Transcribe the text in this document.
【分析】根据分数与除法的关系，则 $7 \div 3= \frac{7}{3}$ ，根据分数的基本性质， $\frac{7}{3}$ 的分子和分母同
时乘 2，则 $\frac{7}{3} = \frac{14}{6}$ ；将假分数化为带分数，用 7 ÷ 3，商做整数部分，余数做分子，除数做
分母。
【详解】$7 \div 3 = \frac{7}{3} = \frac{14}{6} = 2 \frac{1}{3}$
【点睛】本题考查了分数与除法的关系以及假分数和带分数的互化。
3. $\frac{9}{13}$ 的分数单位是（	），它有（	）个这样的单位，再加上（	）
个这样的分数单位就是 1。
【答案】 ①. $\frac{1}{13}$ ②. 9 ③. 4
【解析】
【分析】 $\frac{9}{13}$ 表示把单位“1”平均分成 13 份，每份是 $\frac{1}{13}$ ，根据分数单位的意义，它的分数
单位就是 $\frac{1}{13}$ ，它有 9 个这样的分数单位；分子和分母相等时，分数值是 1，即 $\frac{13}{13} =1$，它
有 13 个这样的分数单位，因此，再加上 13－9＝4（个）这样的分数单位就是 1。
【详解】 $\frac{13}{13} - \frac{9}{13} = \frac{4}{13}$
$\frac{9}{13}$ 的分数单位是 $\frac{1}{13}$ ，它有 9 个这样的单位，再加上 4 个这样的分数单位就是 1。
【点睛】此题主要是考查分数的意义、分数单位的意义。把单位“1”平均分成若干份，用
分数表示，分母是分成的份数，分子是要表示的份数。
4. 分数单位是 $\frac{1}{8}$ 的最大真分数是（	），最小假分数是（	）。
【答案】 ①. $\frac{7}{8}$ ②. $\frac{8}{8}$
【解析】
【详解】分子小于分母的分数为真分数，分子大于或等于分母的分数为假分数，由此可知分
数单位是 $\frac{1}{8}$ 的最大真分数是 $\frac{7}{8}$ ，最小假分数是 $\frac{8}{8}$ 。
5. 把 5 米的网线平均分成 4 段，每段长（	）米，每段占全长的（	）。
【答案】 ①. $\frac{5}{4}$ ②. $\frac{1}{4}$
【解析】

** Directions **
Copy down the whole of the data above, matching it exactly.

** Exercise answer **
Transcribe the text in this document.
【分析】根据分数与除法的关系，则 $7 \div 3= \frac{7}{3}$ ，根据分数的基本性质， $\frac{7}{3}$ 的分子和分母同
时乘 2，则 $\frac{7}{3} = \frac{14}{6}$ ；将假分数化为带分数，用 7 ÷ 3，商做整数部分，余数做分子，除数做
分母。
【详解】$7 \div 3 = \frac{7}{3} = \frac{14}{6} = 2 \frac{1}{3}$
【点睛】本题考查了分数与除法的关系以及假分数和带分数的互化。
3. $\frac{9}{13}$ 的分数单位是（	），它有（	）个这样的单位，再加上（	）
个这样的分数单位就是 1。
【答案】 ①. $\frac{1}{13}$ ②. 9 ③. 4
【解析】
【分析】 $\frac{9}{13}$ 表示把单位“1”平均分成 13 份，每份是 $\frac{1}{13}$ ，根据分数单位的意义，它的分数
单位就是 $\frac{1}{13}$ ，它有 9 个这样的分数单位；分子和分母相等时，分数值是 1，即 $\frac{13}{13} =1$，它
有 13 个这样的分数单位，因此，再加上 13－9＝4（个）这样的分数单位就是 1。
【详解】 $\frac{13}{13} - \frac{9}{13} = \frac{4}{13}$
$\frac{9}{13}$ 的分数单位是 $\frac{1}{13}$ ，它有 9 个这样的单位，再加上 4 个这样的分数单位就是 1。
【点睛】此题主要是考查分数的意义、分数单位的意义。把单位“1”平均分成若干份，用
分数表示，分母是分成的份数，分子是要表示的份数。
4. 分数单位是 $\frac{1}{8}$ 的最大真分数是（	），最小假分数是（	）。
【答案】 ①. $\frac{7}{8}$ ②. $\frac{8}{8}$
【解析】
【详解】分子小于分母的分数为真分数，分子大于或等于分母的分数为假分数，由此可知分
数单位是 $\frac{1}{8}$ 的最大真分数是 $\frac{7}{8}$ ，最小假分数是 $\frac{8}{8}$ 。
5. 把 5 米的网线平均分成 4 段，每段长（	）米，每段占全长的（	）。
【答案】 ①. $\frac{5}{4}$ ②. $\frac{1}{4}$
【解析】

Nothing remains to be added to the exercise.